WORK REQUIRED: Collect every line that includes the string "multiplied".

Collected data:
#####
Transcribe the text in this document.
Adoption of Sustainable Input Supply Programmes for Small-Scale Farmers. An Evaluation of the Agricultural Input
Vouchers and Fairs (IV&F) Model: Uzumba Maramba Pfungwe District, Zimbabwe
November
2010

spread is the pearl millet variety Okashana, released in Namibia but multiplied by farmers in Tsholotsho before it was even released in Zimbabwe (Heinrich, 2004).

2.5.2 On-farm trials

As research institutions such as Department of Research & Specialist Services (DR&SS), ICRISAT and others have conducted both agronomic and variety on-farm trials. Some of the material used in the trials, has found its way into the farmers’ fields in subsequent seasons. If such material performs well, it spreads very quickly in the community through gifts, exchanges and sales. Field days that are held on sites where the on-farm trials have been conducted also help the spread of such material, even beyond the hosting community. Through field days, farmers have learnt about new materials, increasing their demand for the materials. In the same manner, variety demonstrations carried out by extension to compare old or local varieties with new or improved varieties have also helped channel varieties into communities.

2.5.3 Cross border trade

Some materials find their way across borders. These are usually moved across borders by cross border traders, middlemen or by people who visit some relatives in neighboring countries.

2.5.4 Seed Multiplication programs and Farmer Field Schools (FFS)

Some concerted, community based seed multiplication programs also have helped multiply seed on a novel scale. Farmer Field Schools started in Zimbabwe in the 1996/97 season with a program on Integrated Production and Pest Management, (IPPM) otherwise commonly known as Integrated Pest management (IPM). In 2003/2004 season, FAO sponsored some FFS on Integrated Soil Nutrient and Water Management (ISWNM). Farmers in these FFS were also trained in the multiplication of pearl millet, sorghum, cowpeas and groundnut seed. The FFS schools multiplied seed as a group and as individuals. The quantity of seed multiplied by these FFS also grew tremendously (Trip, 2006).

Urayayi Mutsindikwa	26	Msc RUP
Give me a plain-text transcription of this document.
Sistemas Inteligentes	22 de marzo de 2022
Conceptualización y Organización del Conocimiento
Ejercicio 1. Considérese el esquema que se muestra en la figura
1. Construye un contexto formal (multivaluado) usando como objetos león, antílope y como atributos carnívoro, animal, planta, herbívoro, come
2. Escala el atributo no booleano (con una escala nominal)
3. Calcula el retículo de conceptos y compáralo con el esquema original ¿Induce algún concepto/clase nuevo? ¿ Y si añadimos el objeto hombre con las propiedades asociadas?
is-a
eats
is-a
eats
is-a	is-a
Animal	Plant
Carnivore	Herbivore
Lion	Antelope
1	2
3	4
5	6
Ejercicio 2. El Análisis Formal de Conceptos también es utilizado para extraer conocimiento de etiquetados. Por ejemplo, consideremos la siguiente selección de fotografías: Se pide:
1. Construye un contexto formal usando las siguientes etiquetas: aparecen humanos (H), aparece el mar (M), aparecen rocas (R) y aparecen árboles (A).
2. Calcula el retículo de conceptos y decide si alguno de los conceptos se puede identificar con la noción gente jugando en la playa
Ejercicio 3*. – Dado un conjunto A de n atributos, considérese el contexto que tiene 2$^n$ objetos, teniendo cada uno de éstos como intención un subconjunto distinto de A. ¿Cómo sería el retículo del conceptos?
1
#####
EXPECTED ANSWER:
spread is the pearl millet variety Okashana, released in Namibia but multiplied by farmers in Tsholotsho before it was even released in Zimbabwe (Heinrich, 2004).
Some concerted, community based seed multiplication programs also have helped multiply seed on a novel scale. Farmer Field Schools started in Zimbabwe in the 1996/97 season with a program on Integrated Production and Pest Management, (IPPM) otherwise commonly known as Integrated Pest management (IPM). In 2003/2004 season, FAO sponsored some FFS on Integrated Soil Nutrient and Water Management (ISWNM). Farmers in these FFS were also trained in the multiplication of pearl millet, sorghum, cowpeas and groundnut seed. The FFS schools multiplied seed as a group and as individuals. The quantity of seed multiplied by these FFS also grew tremendously (Trip, 2006).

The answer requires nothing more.